- **頁面摘錄**
"""

情況最簡單下的爬蟲案例

Jason990420發表於2020-03-06

原文網址 : https://learnku.com/articles/41440?order_by=created_at&

爬蟲

檔案建立日期: 2020/03/06
最後修訂日期: None
相關軟體資訊:

說明: 本文請隨意引用或更改, 只須標示出處及作者, 作者不保證內容絶對正確無誤, 如造成任何後果, 請自行負責.

標題: 情況最簡單下的爬蟲案例

常看一些網路上的小說, 但都會碰到某些章節沒下載或廣告等等問題, 所以就寫了一個簡單的爬蟲, 只針對簡單的請求, 沒有要設定Header, Cookie, 登入, 驗證或VIP使用者等, 就可以取得網頁資料的小說網頁

要求:

小說目錄網址, 不需翻頁, 以https://www.wfxs.org/html/2/為例
取得各章的網址
建立一個目錄供存整本小說
每章各建立一個文字檔案
為加速完成, 使用多執行緒
簡單顯示進行中的執行緒, 完成數及總數

執行緒說明

用了好幾種方法, 常會碰到主程式結束, 但執行緒未全部完成, 章節的總數總是不對, 因此自己建立記錄區, 自行管理, 終於解決這個問題, 明確所有的執行緒都已完成.

輸出

情況最簡單下的爬蟲案例

說明及程式碼

使用的庫

from pathlib import Path
from bs4 import BeautifulSoup as bs
from copy import deepcopy
import urllib.request as request
import _thread
import PySimpleGUI as sg

建立網頁處理的類

class WEB():

    def __init__(self):
        self.base = 'https://www.wfxs.org'  # 網頁的根目錄
        self.root = ''                      # 小說儲存的根目錄
        self.queue = {}                     # 記錄目前正在工作的執行緒
        self.max = 40                       # 最大執行緒數
        self.buffer = {}                    # 執行緒完成的章節小說內容, 待存檔
        self.temp = []                      # 章節執行緒出錯, 待重排入執行緒
        self.count = 0                      # 已存檔章節數
        self.not_allow = '''?|><"*'+,;=[]\x00/\\''' # 不合格的檔名文字

建立目錄: 如果該目錄已存在, 後面加上數字以區別

    def create_subdirectory(self, name):
        i, path = 1, Path(name)

"""

- **所列條目**
"""

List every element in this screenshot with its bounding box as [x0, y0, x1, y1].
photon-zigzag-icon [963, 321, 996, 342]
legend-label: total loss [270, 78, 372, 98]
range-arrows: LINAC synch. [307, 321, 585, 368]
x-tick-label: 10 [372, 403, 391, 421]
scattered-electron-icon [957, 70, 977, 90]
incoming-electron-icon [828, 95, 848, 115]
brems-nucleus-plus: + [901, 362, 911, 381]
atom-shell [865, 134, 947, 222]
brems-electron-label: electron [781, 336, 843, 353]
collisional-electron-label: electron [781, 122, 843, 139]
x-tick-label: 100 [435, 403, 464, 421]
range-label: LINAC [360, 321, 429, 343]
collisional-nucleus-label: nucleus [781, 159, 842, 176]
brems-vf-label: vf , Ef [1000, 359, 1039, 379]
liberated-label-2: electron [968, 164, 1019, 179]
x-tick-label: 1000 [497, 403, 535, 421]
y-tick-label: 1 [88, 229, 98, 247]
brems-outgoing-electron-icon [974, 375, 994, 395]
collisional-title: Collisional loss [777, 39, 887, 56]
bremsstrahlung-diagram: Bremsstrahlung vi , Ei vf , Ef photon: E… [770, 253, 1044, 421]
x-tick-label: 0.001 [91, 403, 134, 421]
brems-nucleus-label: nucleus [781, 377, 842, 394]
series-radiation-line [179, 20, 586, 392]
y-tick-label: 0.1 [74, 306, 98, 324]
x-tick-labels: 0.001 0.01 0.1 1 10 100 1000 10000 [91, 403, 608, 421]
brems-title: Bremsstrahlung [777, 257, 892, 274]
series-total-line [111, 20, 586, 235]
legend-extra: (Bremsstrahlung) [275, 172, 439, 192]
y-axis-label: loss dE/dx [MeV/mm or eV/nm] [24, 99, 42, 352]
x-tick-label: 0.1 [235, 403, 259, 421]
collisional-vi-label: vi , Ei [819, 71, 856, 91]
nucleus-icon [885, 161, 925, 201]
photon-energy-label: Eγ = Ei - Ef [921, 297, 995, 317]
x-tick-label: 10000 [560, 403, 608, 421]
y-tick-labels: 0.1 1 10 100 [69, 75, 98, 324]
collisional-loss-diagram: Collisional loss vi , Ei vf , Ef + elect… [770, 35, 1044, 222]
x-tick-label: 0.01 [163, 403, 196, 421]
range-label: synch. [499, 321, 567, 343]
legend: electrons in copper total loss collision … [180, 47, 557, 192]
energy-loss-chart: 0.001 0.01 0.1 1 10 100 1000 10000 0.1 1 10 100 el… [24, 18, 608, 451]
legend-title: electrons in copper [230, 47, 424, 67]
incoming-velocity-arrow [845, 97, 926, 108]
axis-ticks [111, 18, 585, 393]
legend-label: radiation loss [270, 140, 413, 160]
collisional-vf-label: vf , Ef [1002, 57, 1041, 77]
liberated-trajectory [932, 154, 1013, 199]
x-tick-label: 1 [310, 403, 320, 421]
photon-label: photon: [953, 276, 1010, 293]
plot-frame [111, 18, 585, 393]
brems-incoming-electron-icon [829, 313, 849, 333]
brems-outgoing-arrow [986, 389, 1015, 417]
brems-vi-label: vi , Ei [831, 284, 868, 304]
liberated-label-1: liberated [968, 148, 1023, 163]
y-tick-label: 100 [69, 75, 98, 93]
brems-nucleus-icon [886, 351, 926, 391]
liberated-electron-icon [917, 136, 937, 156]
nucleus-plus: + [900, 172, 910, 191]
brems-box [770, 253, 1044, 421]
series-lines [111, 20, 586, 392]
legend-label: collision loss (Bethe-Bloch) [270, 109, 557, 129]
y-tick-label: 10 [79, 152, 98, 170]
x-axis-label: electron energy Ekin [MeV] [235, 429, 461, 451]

"""

請重寫頁面摘錄中以含有「Jason990420發表於2020-03-06」的字句開頭、以「作者不保證內容絶對正確無誤, 如造成任何後果, 請自行負責.」結尾的部分，並將其中的「作者」替換為「撰文者」。

- **任務結果**
Jason990420發表於2020-03-06

原文網址 : https://learnku.com/articles/41440?order_by=created_at&

爬蟲

檔案建立日期: 2020/03/06
最後修訂日期: None
相關軟體資訊:

說明: 本文請隨意引用或更改, 只須標示出處及撰文者, 撰文者不保證內容絶對正確無誤, 如造成任何後果, 請自行負責.